The sedimentological and petrographical studies concluded that the reservoir quality of the McKee sandstone was controlled by depositional and diagenetic processes. Depositional control largely influenced the textural parameters such as grain size, compositional framework, sorting and the primary fabrics [25]. In general, the aforementioned parameters primarily affected both the porosity and permeability of the reservoir facies. Coarser grain sizes in reservoir rocks tend to have higher porosity and permeability, creating pathways for fluid flow [26]. There was a generally positive correlation between the grain sizes and the porosity and permeability of the McKee sandstone (Figure 5). The correlation showed that the grain size of the studied McKee sandstone was an important contributor to its porosity and permeability.

4.1.3. Diagenetic Control

Following the depositional process, diagenesis tends to alter the original pore system of the reservoir rocks. There are four main diagenetic mechanisms that affect the reservoir quality of McKee sandstone: dissolution, presence of clay minerals, cementation, and compaction.

Dissolution

The dissolution process is an important diagenetic factor for the characterization of reservoir rocks, and leads to the enhancement of porosity and permeability [5]. The process can be seen among the pores where grains are dissolved, leading to the development of secondary porosity [27,28]. Secondary porosity could be seen within the studied McKee sandstone where voids were created from the dissolution of quartz (Figure 6A–C) and unstable minerals such as feldspar (Figure 6A–C) and calcite cement (Figure 6D). Secondary pores by dissolution are capable of creating isolated voids as well as those well connected to the intergranular pore network. Isolated voids (Figure 6A–C) are created by the dissolution of the detrital feldspar where this can occur in sandstones from all localities [3]. The isolated voids provide little contribution to permeability, even if the voids are large, as permeability is controlled by the pore throats [29]. The connected dissolution pores, in contrast, have better communication with the intergranular pore network. The pores connected by dissolution were visible (Figure 6A–C), but is most evident in Figure 6A, where the dissolution of quartz grains enhanced the existing inter-granular porosity. The coexistence of primary and secondary porosity is referred to as hybrid porosity, where they are generally expected to promote the pore spaces for fluid flow [27].

Clay Minerals

The presence of clay in sandstone has a damaging effect on reservoir quality, as it often occupies the pore spaces. Within the McKee sandstone (Figure 7A), this part of the reservoir was found to be variably argillaceous, and clays could be seen filling the pores. There is a possibility that these clays are allogenic, where the origin of these clay minerals may be co-deposited alongside sand grains as sand-sized argillaceous intra-clasts [30,31]. With moderate magnification (Figure 7B), the observed clay was hypothesized to be authigenic in origin, where unstable feldspar can be seen partially altered with remnants of the host grain still present. This is formed by the acidization of the pore fluid solution at greater depths, which leads to rapid illite or kaolinite formation in feldspar [32].
==========
▶ [Exercise]: Extend the passage on McKee sandstone reservoir quality, starting right after its last sentence.

Collected data
==========
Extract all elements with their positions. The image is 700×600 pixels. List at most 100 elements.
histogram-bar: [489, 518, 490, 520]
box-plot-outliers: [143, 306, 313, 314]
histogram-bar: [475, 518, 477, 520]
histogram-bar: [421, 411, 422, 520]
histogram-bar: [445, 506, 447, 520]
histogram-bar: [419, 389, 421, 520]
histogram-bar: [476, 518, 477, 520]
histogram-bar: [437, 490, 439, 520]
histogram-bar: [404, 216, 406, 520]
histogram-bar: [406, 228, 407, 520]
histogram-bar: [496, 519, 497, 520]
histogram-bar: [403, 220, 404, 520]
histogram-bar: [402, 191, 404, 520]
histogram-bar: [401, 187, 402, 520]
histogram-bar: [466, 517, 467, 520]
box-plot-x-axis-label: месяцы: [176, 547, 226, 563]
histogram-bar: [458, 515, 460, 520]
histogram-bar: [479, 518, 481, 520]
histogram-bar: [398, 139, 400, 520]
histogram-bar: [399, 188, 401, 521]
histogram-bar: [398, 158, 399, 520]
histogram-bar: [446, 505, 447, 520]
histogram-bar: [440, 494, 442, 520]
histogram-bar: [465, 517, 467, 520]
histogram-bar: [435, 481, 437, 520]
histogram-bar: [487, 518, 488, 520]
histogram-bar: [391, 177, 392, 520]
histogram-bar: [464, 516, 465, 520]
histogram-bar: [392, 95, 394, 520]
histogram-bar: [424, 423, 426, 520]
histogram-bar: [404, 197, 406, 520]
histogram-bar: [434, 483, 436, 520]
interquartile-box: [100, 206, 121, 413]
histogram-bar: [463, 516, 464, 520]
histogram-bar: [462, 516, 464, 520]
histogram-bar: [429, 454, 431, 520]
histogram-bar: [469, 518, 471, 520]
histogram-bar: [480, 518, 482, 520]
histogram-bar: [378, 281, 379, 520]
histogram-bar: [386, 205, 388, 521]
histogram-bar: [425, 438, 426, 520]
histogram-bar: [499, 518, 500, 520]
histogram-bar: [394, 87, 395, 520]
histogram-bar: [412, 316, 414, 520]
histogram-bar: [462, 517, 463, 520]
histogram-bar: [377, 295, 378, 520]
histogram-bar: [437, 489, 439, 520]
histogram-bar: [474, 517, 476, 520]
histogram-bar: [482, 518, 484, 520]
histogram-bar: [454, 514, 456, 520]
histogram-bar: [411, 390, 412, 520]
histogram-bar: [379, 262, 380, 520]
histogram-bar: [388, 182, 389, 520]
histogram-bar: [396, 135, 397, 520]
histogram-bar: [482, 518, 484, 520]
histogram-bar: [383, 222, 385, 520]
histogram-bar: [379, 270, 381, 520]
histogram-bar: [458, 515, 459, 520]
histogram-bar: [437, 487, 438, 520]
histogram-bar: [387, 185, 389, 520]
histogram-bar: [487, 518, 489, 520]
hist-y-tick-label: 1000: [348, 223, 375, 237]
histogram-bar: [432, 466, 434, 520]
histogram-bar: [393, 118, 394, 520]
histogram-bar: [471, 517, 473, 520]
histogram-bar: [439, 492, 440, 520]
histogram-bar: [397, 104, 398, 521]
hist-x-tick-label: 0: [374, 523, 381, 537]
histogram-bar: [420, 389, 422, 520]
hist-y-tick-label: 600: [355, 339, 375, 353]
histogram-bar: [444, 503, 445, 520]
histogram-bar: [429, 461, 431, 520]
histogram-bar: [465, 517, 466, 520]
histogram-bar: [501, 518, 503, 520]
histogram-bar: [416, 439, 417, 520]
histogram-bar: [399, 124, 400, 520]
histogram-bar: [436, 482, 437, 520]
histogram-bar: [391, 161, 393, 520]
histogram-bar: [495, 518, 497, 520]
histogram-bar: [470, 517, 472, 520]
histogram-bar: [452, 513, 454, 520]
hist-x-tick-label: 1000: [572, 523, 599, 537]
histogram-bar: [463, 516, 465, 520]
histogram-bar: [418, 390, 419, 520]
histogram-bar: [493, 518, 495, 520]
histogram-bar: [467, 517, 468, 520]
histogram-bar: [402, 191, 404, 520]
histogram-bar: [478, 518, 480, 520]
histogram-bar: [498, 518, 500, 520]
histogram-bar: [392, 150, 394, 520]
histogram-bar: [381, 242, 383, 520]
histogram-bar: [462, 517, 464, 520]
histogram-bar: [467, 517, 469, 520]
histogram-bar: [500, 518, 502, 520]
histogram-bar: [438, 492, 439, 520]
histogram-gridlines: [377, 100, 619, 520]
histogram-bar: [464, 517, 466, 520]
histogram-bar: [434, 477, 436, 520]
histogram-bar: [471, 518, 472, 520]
==========
▶ [Exercise answer]:
Cementation

Cementation can be seen as another important porosity-reducing diagenetic process within the McKee Formation. The process is involved in the nucleation and crystal growth that occurs within pore spaces during diagenesis [33]. Two main types of cementation were recognized in the sandstone of the reservoir facies: quartz overgrowth and calcite cementation. In general, the occurrence of these types of cementation are not constrained to a specific depositional environment [4]. Quartz overgrowth (Figure 7C,D) was identified based on the shape of the original grain surrounded by a slight darker rim (dust rim) within the new growth. These are generally referred to as syntaxial overgrowths. In addition, quartz overgrowth was observed to be more common (Figure 6B,E,F) with no negative consequence on the reservoir quality, even if they were present adjacent to the large visible voids that resulted in the slight reduction in pore spaces. Another form of cementation was observed in the heavily cemented thin section (Figure 7E), where calcite cementation filled the pore spaces of a highly quartzose sample with no visible porosity.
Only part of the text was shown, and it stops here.